Exercise directions:
Please return the full listing below without altering anything.

========

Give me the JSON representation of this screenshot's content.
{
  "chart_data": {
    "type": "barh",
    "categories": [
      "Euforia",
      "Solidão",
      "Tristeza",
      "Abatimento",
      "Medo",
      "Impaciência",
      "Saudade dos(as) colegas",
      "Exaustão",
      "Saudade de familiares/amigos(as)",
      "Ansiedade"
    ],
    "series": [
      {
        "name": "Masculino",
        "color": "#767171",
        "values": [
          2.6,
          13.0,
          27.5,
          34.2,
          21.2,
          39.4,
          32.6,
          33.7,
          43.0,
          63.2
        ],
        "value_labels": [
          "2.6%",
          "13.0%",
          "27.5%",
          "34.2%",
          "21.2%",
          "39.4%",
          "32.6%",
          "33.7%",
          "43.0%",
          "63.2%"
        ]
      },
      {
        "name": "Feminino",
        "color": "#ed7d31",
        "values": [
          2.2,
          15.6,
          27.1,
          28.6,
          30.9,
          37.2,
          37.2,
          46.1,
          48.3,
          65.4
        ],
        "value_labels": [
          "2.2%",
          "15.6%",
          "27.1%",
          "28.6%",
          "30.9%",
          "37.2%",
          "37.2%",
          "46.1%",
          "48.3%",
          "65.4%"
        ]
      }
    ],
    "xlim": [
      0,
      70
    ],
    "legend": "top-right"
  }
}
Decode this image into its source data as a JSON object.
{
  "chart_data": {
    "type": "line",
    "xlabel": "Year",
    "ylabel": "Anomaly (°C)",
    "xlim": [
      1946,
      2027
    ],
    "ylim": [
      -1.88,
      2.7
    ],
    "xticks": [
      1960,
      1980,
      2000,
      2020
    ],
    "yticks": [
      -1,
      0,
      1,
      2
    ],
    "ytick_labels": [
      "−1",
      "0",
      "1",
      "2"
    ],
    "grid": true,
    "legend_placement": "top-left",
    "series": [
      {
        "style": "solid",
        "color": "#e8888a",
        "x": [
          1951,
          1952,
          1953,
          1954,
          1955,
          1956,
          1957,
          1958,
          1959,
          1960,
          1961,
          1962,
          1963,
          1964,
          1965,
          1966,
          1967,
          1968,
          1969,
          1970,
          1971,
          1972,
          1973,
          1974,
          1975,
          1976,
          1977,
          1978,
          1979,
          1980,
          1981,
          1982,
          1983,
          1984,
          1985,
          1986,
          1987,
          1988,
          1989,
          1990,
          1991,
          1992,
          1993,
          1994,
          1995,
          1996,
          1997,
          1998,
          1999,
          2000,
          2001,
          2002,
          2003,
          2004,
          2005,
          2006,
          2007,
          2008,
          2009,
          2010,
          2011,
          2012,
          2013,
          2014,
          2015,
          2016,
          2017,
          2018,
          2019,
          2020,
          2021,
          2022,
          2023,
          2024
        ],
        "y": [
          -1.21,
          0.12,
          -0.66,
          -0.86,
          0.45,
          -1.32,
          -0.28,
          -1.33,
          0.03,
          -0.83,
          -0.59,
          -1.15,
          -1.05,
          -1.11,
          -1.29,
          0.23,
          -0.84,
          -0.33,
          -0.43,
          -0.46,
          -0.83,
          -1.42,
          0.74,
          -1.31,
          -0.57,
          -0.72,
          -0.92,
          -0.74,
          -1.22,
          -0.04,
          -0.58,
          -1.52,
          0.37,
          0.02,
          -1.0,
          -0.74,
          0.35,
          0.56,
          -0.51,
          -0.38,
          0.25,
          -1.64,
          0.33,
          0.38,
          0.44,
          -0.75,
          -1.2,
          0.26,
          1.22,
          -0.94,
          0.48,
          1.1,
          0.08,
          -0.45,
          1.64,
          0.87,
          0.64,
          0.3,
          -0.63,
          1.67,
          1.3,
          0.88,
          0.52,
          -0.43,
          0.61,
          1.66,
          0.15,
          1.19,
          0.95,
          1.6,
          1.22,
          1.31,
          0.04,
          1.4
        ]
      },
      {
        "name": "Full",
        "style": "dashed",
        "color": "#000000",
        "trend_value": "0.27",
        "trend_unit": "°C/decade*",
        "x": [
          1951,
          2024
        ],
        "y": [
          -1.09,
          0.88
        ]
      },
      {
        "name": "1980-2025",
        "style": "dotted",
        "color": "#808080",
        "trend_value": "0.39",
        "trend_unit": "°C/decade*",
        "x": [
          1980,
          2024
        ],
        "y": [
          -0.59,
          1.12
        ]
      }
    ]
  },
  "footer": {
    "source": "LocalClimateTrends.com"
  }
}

========

Result:
Give me the JSON representation of this screenshot's content.
{
  "chart_data": {
    "type": "barh",
    "categories": [
      "Euforia",
      "Solidão",
      "Tristeza",
      "Abatimento",
      "Medo",
      "Impaciência",
      "Saudade dos(as) colegas",
      "Exaustão",
      "Saudade de familiares/amigos(as)",
      "Ansiedade"
    ],
    "series": [
      {
        "name": "Masculino",
        "color": "#767171",
        "values": [
          2.6,
          13.0,
          27.5,
          34.2,
          21.2,
          39.4,
          32.6,
          33.7,
          43.0,
          63.2
        ],
        "value_labels": [
          "2.6%",
          "13.0%",
          "27.5%",
          "34.2%",
          "21.2%",
          "39.4%",
          "32.6%",
          "33.7%",
          "43.0%",
          "63.2%"
        ]
      },
      {
        "name": "Feminino",
        "color": "#ed7d31",
        "values": [
          2.2,
          15.6,
          27.1,
          28.6,
          30.9,
          37.2,
          37.2,
          46.1,
          48.3,
          65.4
        ],
        "value_labels": [
          "2.2%",
          "15.6%",
          "27.1%",
          "28.6%",
          "30.9%",
          "37.2%",
          "37.2%",
          "46.1%",
          "48.3%",
          "65.4%"
        ]
      }
    ],
    "xlim": [
      0,
      70
    ],
    "legend": "top-right"
  }
}
Decode this image into its source data as a JSON object.
{
  "chart_data": {
    "type": "line",
    "xlabel": "Year",
    "ylabel": "Anomaly (°C)",
    "xlim": [
      1946,
      2027
    ],
    "ylim": [
      -1.88,
      2.7
    ],
    "xticks": [
      1960,
      1980,
      2000,
      2020
    ],
    "yticks": [
      -1,
      0,
      1,
      2
    ],
    "ytick_labels": [
      "−1",
      "0",
      "1",
      "2"
    ],
    "grid": true,
    "legend_placement": "top-left",
    "series": [
      {
        "style": "solid",
        "color": "#e8888a",
        "x": [
          1951,
          1952,
          1953,
          1954,
          1955,
          1956,
          1957,
          1958,
          1959,
          1960,
          1961,
          1962,
          1963,
          1964,
          1965,
          1966,
          1967,
          1968,
          1969,
          1970,
          1971,
          1972,
          1973,
          1974,
          1975,
          1976,
          1977,
          1978,
          1979,
          1980,
          1981,
          1982,
          1983,
          1984,
          1985,
          1986,
          1987,
          1988,
          1989,
          1990,
          1991,
          1992,
          1993,
          1994,
          1995,
          1996,
          1997,
          1998,
          1999,
          2000,
          2001,
          2002,
          2003,
          2004,
          2005,
          2006,
          2007,
          2008,
          2009,
          2010,
          2011,
          2012,
          2013,
          2014,
          2015,
          2016,
          2017,
          2018,
          2019,
          2020,
          2021,
          2022,
          2023,
          2024
        ],
        "y": [
          -1.21,
          0.12,
          -0.66,
          -0.86,
          0.45,
          -1.32,
          -0.28,
          -1.33,
          0.03,
          -0.83,
          -0.59,
          -1.15,
          -1.05,
          -1.11,
          -1.29,
          0.23,
          -0.84,
          -0.33,
          -0.43,
          -0.46,
          -0.83,
          -1.42,
          0.74,
          -1.31,
          -0.57,
          -0.72,
          -0.92,
          -0.74,
          -1.22,
          -0.04,
          -0.58,
          -1.52,
          0.37,
          0.02,
          -1.0,
          -0.74,
          0.35,
          0.56,
          -0.51,
          -0.38,
          0.25,
          -1.64,
          0.33,
          0.38,
          0.44,
          -0.75,
          -1.2,
          0.26,
          1.22,
          -0.94,
          0.48,
          1.1,
          0.08,
          -0.45,
          1.64,
          0.87,
          0.64,
          0.3,
          -0.63,
          1.67,
          1.3,
          0.88,
          0.52,
          -0.43,
          0.61,
          1.66,
          0.15,
          1.19,
          0.95,
          1.6,
          1.22,
          1.31,
          0.04,
          1.4
        ]
      },
      {
        "name": "Full",
        "style": "dashed",
        "color": "#000000",
        "trend_value": "0.27",
        "trend_unit": "°C/decade*",
        "x": [
          1951,
          2024
        ],
        "y": [
          -1.09,
          0.88
        ]
      },
      {
        "name": "1980-2025",
        "style": "dotted",
        "color": "#808080",
        "trend_value": "0.39",
        "trend_unit": "°C/decade*",
        "x": [
          1980,
          2024
        ],
        "y": [
          -0.59,
          1.12
        ]
      }
    ]
  },
  "footer": {
    "source": "LocalClimateTrends.com"
  }
}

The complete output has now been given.